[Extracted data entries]
*****

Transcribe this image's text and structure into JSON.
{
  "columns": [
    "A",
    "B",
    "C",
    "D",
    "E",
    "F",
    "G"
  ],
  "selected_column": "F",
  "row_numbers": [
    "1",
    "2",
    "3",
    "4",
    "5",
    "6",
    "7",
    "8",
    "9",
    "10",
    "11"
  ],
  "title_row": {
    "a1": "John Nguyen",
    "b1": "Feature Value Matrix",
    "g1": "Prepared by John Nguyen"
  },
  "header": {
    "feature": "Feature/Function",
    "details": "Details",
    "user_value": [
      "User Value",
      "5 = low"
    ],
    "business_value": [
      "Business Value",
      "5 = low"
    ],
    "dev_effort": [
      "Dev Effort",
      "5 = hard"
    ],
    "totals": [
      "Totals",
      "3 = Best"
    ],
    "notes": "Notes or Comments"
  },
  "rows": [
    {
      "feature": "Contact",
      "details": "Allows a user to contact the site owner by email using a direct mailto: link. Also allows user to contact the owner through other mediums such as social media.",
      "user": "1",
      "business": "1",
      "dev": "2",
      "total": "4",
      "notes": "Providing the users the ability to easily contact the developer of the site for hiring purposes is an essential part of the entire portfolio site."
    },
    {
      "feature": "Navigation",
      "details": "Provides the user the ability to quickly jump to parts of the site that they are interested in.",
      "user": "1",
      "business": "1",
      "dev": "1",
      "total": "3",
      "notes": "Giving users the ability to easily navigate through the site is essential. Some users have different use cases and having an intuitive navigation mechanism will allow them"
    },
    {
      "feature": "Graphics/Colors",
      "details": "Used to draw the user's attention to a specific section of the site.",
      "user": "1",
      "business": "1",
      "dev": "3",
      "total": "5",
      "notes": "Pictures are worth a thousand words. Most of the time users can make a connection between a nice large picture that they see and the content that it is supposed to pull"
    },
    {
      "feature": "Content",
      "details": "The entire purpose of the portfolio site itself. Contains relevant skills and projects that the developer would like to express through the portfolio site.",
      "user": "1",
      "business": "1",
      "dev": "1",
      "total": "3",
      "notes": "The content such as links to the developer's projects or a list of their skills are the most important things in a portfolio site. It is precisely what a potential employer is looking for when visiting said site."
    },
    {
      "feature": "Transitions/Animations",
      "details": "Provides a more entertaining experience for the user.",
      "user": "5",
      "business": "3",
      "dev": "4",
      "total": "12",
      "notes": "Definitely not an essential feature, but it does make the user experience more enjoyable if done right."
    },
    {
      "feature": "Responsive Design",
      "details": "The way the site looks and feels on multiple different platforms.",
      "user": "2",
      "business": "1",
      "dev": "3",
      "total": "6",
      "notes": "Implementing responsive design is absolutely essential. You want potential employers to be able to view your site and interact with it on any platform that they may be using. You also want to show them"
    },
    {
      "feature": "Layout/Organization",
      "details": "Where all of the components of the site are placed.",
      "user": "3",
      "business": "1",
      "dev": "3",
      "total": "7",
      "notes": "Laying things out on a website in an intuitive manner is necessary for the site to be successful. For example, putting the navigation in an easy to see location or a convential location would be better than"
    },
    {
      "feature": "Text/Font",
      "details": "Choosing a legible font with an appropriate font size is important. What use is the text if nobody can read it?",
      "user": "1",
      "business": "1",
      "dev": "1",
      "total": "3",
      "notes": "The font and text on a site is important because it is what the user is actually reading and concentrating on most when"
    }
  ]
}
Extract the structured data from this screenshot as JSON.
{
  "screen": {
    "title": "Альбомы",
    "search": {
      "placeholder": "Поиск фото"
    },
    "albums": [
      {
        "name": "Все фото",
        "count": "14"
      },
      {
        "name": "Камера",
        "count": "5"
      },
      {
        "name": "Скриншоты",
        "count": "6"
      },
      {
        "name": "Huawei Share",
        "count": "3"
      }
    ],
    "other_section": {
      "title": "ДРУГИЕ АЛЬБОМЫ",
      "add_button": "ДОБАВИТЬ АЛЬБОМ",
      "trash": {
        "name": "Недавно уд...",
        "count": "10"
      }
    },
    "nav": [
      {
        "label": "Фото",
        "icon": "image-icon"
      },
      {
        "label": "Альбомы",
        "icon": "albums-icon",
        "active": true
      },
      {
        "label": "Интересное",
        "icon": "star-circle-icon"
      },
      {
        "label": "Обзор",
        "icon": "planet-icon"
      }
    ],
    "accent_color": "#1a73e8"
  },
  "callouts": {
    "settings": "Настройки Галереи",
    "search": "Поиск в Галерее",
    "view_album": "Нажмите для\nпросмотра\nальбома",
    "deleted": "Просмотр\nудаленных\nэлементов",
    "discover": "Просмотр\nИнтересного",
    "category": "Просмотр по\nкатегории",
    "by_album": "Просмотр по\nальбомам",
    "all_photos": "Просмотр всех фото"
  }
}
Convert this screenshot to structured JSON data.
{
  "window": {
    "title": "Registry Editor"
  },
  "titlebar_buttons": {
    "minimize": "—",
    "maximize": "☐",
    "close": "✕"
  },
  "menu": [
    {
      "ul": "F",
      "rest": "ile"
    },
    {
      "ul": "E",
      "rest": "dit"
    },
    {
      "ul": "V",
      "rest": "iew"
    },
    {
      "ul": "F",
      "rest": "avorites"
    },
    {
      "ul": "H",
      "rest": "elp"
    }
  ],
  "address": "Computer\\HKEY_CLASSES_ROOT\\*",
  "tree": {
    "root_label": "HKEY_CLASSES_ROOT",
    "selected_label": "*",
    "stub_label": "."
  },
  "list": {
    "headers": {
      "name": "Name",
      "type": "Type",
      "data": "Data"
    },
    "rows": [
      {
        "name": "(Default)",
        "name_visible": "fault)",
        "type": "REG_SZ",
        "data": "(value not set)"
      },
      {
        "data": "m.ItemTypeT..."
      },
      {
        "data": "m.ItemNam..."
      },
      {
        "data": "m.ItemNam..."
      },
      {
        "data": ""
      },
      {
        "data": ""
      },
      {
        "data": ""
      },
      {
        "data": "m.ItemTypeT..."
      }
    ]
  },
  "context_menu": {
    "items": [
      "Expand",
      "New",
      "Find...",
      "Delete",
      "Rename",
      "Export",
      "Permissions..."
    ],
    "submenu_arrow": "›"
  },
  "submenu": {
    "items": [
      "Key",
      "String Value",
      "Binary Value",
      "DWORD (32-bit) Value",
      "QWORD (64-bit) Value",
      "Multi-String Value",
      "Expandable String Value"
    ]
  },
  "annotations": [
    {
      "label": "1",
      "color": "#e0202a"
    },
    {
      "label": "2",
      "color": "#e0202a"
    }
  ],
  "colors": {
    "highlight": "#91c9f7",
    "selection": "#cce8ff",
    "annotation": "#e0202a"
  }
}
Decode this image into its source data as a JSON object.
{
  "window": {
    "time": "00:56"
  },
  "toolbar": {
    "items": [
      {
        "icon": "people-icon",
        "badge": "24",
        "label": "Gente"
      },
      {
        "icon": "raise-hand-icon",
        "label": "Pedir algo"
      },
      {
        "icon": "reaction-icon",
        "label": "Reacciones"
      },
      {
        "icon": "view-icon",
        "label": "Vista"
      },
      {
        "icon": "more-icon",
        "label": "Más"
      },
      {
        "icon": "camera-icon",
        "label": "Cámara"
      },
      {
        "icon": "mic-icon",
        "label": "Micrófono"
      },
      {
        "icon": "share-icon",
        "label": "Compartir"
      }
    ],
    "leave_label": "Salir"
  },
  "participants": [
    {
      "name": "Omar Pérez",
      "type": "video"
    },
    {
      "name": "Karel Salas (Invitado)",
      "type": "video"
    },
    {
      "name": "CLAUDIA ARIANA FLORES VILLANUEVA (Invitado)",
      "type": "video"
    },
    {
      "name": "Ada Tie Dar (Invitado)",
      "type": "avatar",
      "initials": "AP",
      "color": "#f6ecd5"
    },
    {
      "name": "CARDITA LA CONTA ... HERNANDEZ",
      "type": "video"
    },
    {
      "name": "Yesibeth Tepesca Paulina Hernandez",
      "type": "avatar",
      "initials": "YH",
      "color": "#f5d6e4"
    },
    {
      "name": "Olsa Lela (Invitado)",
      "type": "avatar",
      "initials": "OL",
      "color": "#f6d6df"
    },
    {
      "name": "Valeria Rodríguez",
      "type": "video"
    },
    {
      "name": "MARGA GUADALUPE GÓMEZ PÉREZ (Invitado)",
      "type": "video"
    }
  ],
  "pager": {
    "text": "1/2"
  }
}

*****

Task to complete: Using the records above, gather all lines where the string "John" is present.

Output:
    "a1": "John Nguyen",
    "g1": "Prepared by John Nguyen"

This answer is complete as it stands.